## WHAT THE TASK ASKS
Every line below should be repeated exactly.

## DATA SHOWN
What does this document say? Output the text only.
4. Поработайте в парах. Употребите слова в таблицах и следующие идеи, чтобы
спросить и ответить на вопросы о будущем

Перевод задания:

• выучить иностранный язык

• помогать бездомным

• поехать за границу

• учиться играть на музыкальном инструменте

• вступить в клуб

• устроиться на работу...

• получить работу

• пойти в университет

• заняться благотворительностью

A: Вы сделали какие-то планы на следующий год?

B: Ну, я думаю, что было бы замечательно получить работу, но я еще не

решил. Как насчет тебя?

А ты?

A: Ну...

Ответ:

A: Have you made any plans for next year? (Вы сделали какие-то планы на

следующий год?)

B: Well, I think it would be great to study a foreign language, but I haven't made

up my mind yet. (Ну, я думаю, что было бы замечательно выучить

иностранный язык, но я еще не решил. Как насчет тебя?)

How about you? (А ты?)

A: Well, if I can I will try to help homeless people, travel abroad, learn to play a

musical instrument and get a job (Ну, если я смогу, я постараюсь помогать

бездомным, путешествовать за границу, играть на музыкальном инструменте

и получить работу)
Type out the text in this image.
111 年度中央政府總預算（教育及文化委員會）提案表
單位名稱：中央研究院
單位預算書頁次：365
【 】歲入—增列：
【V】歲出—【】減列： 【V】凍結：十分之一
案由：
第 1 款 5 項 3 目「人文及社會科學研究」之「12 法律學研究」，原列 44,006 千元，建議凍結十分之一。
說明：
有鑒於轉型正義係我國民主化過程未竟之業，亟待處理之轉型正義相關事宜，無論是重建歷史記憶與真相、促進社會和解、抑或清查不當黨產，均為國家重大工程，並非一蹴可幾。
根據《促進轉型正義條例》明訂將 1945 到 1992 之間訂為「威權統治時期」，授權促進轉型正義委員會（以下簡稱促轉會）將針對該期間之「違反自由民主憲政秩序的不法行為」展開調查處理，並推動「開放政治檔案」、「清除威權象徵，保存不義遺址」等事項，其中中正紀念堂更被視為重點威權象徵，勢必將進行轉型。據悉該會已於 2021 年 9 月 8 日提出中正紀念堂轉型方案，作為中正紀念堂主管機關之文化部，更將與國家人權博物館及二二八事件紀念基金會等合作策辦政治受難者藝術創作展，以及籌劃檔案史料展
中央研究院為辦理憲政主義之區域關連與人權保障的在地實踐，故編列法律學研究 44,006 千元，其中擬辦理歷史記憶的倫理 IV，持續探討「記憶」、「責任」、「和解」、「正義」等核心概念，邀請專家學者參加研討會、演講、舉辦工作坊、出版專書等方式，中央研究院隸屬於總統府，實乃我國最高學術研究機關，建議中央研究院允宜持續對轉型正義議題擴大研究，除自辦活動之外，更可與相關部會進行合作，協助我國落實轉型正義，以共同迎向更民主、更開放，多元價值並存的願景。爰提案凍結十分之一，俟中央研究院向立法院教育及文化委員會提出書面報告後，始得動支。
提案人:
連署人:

## OUTPUT FOR THIS TASK
What does this document say? Output the text only.
4. Поработайте в парах. Употребите слова в таблицах и следующие идеи, чтобы
спросить и ответить на вопросы о будущем

Перевод задания:

• выучить иностранный язык

• помогать бездомным

• поехать за границу

• учиться играть на музыкальном инструменте

• вступить в клуб

• устроиться на работу...

• получить работу

• пойти в университет

• заняться благотворительностью

A: Вы сделали какие-то планы на следующий год?

B: Ну, я думаю, что было бы замечательно получить работу, но я еще не

решил. Как насчет тебя?

А ты?

A: Ну...

Ответ:

A: Have you made any plans for next year? (Вы сделали какие-то планы на

следующий год?)

B: Well, I think it would be great to study a foreign language, but I haven't made

up my mind yet. (Ну, я думаю, что было бы замечательно выучить

иностранный язык, но я еще не решил. Как насчет тебя?)

How about you? (А ты?)

A: Well, if I can I will try to help homeless people, travel abroad, learn to play a

musical instrument and get a job (Ну, если я смогу, я постараюсь помогать

бездомным, путешествовать за границу, играть на музыкальном инструменте

и получить работу)
Type out the text in this image.
111 年度中央政府總預算（教育及文化委員會）提案表
單位名稱：中央研究院
單位預算書頁次：365
【 】歲入—增列：
【V】歲出—【】減列： 【V】凍結：十分之一
案由：
第 1 款 5 項 3 目「人文及社會科學研究」之「12 法律學研究」，原列 44,006 千元，建議凍結十分之一。
說明：
有鑒於轉型正義係我國民主化過程未竟之業，亟待處理之轉型正義相關事宜，無論是重建歷史記憶與真相、促進社會和解、抑或清查不當黨產，均為國家重大工程，並非一蹴可幾。
根據《促進轉型正義條例》明訂將 1945 到 1992 之間訂為「威權統治時期」，授權促進轉型正義委員會（以下簡稱促轉會）將針對該期間之「違反自由民主憲政秩序的不法行為」展開調查處理，並推動「開放政治檔案」、「清除威權象徵，保存不義遺址」等事項，其中中正紀念堂更被視為重點威權象徵，勢必將進行轉型。據悉該會已於 2021 年 9 月 8 日提出中正紀念堂轉型方案，作為中正紀念堂主管機關之文化部，更將與國家人權博物館及二二八事件紀念基金會等合作策辦政治受難者藝術創作展，以及籌劃檔案史料展
中央研究院為辦理憲政主義之區域關連與人權保障的在地實踐，故編列法律學研究 44,006 千元，其中擬辦理歷史記憶的倫理 IV，持續探討「記憶」、「責任」、「和解」、「正義」等核心概念，邀請專家學者參加研討會、演講、舉辦工作坊、出版專書等方式，中央研究院隸屬於總統府，實乃我國最高學術研究機關，建議中央研究院允宜持續對轉型正義議題擴大研究，除自辦活動之外，更可與相關部會進行合作，協助我國落實轉型正義，以共同迎向更民主、更開放，多元價值並存的願景。爰提案凍結十分之一，俟中央研究院向立法院教育及文化委員會提出書面報告後，始得動支。
提案人:
連署人:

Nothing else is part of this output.